# WHAT THE TASK REQUIRES
Copy, in full, each line of the material that holds the word "icon".

# DATA EXTRACT
-- START --

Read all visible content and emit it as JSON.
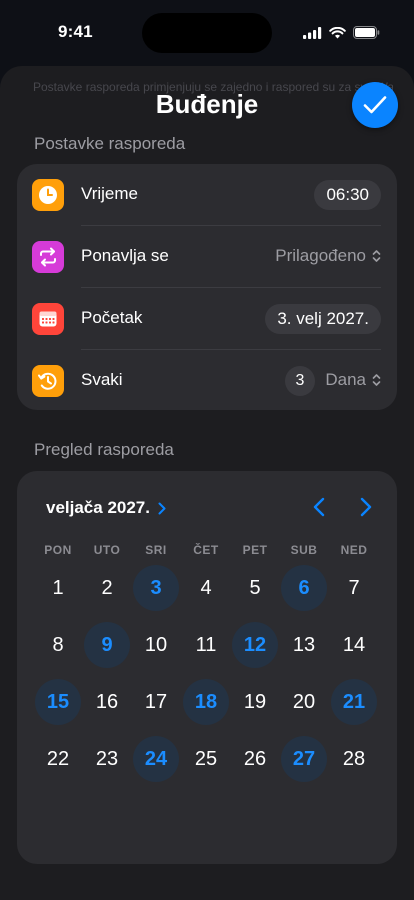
{
  "status": {
    "time": "9:41"
  },
  "background_text": "Postavke rasporeda primjenjuju se zajedno i raspored su za sve Wake Up",
  "header": {
    "title": "Buđenje"
  },
  "schedule_settings": {
    "section_label": "Postavke rasporeda",
    "rows": [
      {
        "label": "Vrijeme",
        "value": "06:30",
        "icon": "clock-icon",
        "color": "#ff9f0a"
      },
      {
        "label": "Ponavlja se",
        "value": "Prilagođeno",
        "icon": "repeat-icon",
        "color": "#d63bd8"
      },
      {
        "label": "Početak",
        "value": "3. velj 2027.",
        "icon": "calendar-icon",
        "color": "#ff453a"
      },
      {
        "label": "Svaki",
        "count": "3",
        "unit": "Dana",
        "icon": "history-icon",
        "color": "#ff9f0a"
      }
    ]
  },
  "calendar": {
    "section_label": "Pregled rasporeda",
    "month": "veljača 2027.",
    "weekdays": [
      "PON",
      "UTO",
      "SRI",
      "ČET",
      "PET",
      "SUB",
      "NED"
    ],
    "weeks": [
      [
        "1",
        "2",
        "3",
        "4",
        "5",
        "6",
        "7"
      ],
      [
        "8",
        "9",
        "10",
        "11",
        "12",
        "13",
        "14"
      ],
      [
        "15",
        "16",
        "17",
        "18",
        "19",
        "20",
        "21"
      ],
      [
        "22",
        "23",
        "24",
        "25",
        "26",
        "27",
        "28"
      ]
    ],
    "selected_days": [
      "3",
      "6",
      "9",
      "12",
      "15",
      "18",
      "21",
      "24",
      "27"
    ]
  },
  "colors": {
    "accent": "#0a84ff",
    "selected_day_bg": "#243243",
    "card_bg": "#2c2c30",
    "sheet_bg": "#1d1d20"
  }
}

-- END --

# COMPLETE ANSWER
        "icon": "clock-icon",
        "icon": "repeat-icon",
        "icon": "calendar-icon",
        "icon": "history-icon",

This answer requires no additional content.